Written request
Every entry must be copied word for word.

Saved entries:
☆ ☆ ☆ ☆
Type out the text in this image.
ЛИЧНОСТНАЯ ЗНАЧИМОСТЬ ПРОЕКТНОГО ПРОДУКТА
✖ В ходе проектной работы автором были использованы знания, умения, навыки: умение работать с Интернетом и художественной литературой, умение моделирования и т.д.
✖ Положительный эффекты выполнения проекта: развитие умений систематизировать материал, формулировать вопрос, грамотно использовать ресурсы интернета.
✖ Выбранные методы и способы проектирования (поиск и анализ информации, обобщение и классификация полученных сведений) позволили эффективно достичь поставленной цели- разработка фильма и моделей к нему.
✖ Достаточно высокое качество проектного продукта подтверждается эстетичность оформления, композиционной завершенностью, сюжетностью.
☆ ☆ ☆ ☆
The response
Type out the text in this image.
ЛИЧНОСТНАЯ ЗНАЧИМОСТЬ ПРОЕКТНОГО ПРОДУКТА
✖ В ходе проектной работы автором были использованы знания, умения, навыки: умение работать с Интернетом и художественной литературой, умение моделирования и т.д.
✖ Положительный эффекты выполнения проекта: развитие умений систематизировать материал, формулировать вопрос, грамотно использовать ресурсы интернета.
✖ Выбранные методы и способы проектирования (поиск и анализ информации, обобщение и классификация полученных сведений) позволили эффективно достичь поставленной цели- разработка фильма и моделей к нему.
✖ Достаточно высокое качество проектного продукта подтверждается эстетичность оформления, композиционной завершенностью, сюжетностью.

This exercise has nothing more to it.